Items from a dataset:
------------------------

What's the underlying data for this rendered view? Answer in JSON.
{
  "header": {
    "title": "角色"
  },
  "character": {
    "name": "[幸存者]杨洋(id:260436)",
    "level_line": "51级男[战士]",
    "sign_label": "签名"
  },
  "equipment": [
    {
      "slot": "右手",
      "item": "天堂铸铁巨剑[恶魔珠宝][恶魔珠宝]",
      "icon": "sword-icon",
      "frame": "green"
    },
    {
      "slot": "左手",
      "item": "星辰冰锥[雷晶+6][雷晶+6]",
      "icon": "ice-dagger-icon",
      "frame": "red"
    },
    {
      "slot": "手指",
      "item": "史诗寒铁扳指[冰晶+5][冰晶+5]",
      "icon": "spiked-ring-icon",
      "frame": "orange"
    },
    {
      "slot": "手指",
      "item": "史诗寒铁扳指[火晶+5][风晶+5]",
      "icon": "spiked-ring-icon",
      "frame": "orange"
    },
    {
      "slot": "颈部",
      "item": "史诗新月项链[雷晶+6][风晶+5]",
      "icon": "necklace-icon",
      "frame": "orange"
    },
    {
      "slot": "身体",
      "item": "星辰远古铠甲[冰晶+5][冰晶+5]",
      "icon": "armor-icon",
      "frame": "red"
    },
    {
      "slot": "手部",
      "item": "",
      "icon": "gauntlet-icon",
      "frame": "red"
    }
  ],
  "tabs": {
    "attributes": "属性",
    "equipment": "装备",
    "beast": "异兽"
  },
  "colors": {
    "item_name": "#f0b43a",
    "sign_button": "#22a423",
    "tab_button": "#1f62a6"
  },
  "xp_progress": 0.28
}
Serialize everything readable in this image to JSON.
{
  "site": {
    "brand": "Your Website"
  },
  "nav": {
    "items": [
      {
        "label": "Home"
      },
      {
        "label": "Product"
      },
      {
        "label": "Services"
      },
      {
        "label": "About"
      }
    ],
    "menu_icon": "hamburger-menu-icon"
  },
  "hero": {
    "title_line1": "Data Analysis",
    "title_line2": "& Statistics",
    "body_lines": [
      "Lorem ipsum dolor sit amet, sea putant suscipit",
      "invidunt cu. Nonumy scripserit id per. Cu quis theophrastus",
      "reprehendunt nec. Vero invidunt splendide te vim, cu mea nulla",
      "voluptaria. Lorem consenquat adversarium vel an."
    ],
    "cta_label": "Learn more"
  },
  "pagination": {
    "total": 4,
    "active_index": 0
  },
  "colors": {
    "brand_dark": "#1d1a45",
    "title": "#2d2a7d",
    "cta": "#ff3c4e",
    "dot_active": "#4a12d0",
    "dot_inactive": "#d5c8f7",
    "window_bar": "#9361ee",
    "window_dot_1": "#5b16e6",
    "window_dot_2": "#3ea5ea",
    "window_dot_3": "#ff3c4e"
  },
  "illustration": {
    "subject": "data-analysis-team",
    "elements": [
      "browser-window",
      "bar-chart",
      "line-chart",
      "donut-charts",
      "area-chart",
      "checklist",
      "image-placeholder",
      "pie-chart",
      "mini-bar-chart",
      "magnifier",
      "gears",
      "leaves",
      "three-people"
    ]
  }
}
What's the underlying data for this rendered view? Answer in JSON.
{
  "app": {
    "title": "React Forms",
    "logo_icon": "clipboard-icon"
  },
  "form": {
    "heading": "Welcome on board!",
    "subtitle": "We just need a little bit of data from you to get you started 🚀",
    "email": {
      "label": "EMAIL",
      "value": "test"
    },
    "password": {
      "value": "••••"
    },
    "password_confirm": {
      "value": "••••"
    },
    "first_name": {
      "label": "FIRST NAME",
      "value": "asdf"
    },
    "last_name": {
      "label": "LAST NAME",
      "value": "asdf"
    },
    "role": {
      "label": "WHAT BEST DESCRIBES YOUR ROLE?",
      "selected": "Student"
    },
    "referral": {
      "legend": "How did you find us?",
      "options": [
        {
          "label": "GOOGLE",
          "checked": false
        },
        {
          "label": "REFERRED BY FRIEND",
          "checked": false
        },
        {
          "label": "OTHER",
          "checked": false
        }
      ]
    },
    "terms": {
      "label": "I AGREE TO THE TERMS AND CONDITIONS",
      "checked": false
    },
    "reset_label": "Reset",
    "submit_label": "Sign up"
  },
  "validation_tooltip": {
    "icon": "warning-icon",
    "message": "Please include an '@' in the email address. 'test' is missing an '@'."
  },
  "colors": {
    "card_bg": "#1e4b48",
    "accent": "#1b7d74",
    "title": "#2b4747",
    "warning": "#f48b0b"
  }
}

------------------------

**CHALLENGE:** Write every entry out again exactly.

**IN RESPONSE:**
What's the underlying data for this rendered view? Answer in JSON.
{
  "header": {
    "title": "角色"
  },
  "character": {
    "name": "[幸存者]杨洋(id:260436)",
    "level_line": "51级男[战士]",
    "sign_label": "签名"
  },
  "equipment": [
    {
      "slot": "右手",
      "item": "天堂铸铁巨剑[恶魔珠宝][恶魔珠宝]",
      "icon": "sword-icon",
      "frame": "green"
    },
    {
      "slot": "左手",
      "item": "星辰冰锥[雷晶+6][雷晶+6]",
      "icon": "ice-dagger-icon",
      "frame": "red"
    },
    {
      "slot": "手指",
      "item": "史诗寒铁扳指[冰晶+5][冰晶+5]",
      "icon": "spiked-ring-icon",
      "frame": "orange"
    },
    {
      "slot": "手指",
      "item": "史诗寒铁扳指[火晶+5][风晶+5]",
      "icon": "spiked-ring-icon",
      "frame": "orange"
    },
    {
      "slot": "颈部",
      "item": "史诗新月项链[雷晶+6][风晶+5]",
      "icon": "necklace-icon",
      "frame": "orange"
    },
    {
      "slot": "身体",
      "item": "星辰远古铠甲[冰晶+5][冰晶+5]",
      "icon": "armor-icon",
      "frame": "red"
    },
    {
      "slot": "手部",
      "item": "",
      "icon": "gauntlet-icon",
      "frame": "red"
    }
  ],
  "tabs": {
    "attributes": "属性",
    "equipment": "装备",
    "beast": "异兽"
  },
  "colors": {
    "item_name": "#f0b43a",
    "sign_button": "#22a423",
    "tab_button": "#1f62a6"
  },
  "xp_progress": 0.28
}
Serialize everything readable in this image to JSON.
{
  "site": {
    "brand": "Your Website"
  },
  "nav": {
    "items": [
      {
        "label": "Home"
      },
      {
        "label": "Product"
      },
      {
        "label": "Services"
      },
      {
        "label": "About"
      }
    ],
    "menu_icon": "hamburger-menu-icon"
  },
  "hero": {
    "title_line1": "Data Analysis",
    "title_line2": "& Statistics",
    "body_lines": [
      "Lorem ipsum dolor sit amet, sea putant suscipit",
      "invidunt cu. Nonumy scripserit id per. Cu quis theophrastus",
      "reprehendunt nec. Vero invidunt splendide te vim, cu mea nulla",
      "voluptaria. Lorem consenquat adversarium vel an."
    ],
    "cta_label": "Learn more"
  },
  "pagination": {
    "total": 4,
    "active_index": 0
  },
  "colors": {
    "brand_dark": "#1d1a45",
    "title": "#2d2a7d",
    "cta": "#ff3c4e",
    "dot_active": "#4a12d0",
    "dot_inactive": "#d5c8f7",
    "window_bar": "#9361ee",
    "window_dot_1": "#5b16e6",
    "window_dot_2": "#3ea5ea",
    "window_dot_3": "#ff3c4e"
  },
  "illustration": {
    "subject": "data-analysis-team",
    "elements": [
      "browser-window",
      "bar-chart",
      "line-chart",
      "donut-charts",
      "area-chart",
      "checklist",
      "image-placeholder",
      "pie-chart",
      "mini-bar-chart",
      "magnifier",
      "gears",
      "leaves",
      "three-people"
    ]
  }
}
What's the underlying data for this rendered view? Answer in JSON.
{
  "app": {
    "title": "React Forms",
    "logo_icon": "clipboard-icon"
  },
  "form": {
    "heading": "Welcome on board!",
    "subtitle": "We just need a little bit of data from you to get you started 🚀",
    "email": {
      "label": "EMAIL",
      "value": "test"
    },
    "password": {
      "value": "••••"
    },
    "password_confirm": {
      "value": "••••"
    },
    "first_name": {
      "label": "FIRST NAME",
      "value": "asdf"
    },
    "last_name": {
      "label": "LAST NAME",
      "value": "asdf"
    },
    "role": {
      "label": "WHAT BEST DESCRIBES YOUR ROLE?",
      "selected": "Student"
    },
    "referral": {
      "legend": "How did you find us?",
      "options": [
        {
          "label": "GOOGLE",
          "checked": false
        },
        {
          "label": "REFERRED BY FRIEND",
          "checked": false
        },
        {
          "label": "OTHER",
          "checked": false
        }
      ]
    },
    "terms": {
      "label": "I AGREE TO THE TERMS AND CONDITIONS",
      "checked": false
    },
    "reset_label": "Reset",
    "submit_label": "Sign up"
  },
  "validation_tooltip": {
    "icon": "warning-icon",
    "message": "Please include an '@' in the email address. 'test' is missing an '@'."
  },
  "colors": {
    "card_bg": "#1e4b48",
    "accent": "#1b7d74",
    "title": "#2b4747",
    "warning": "#f48b0b"
  }
}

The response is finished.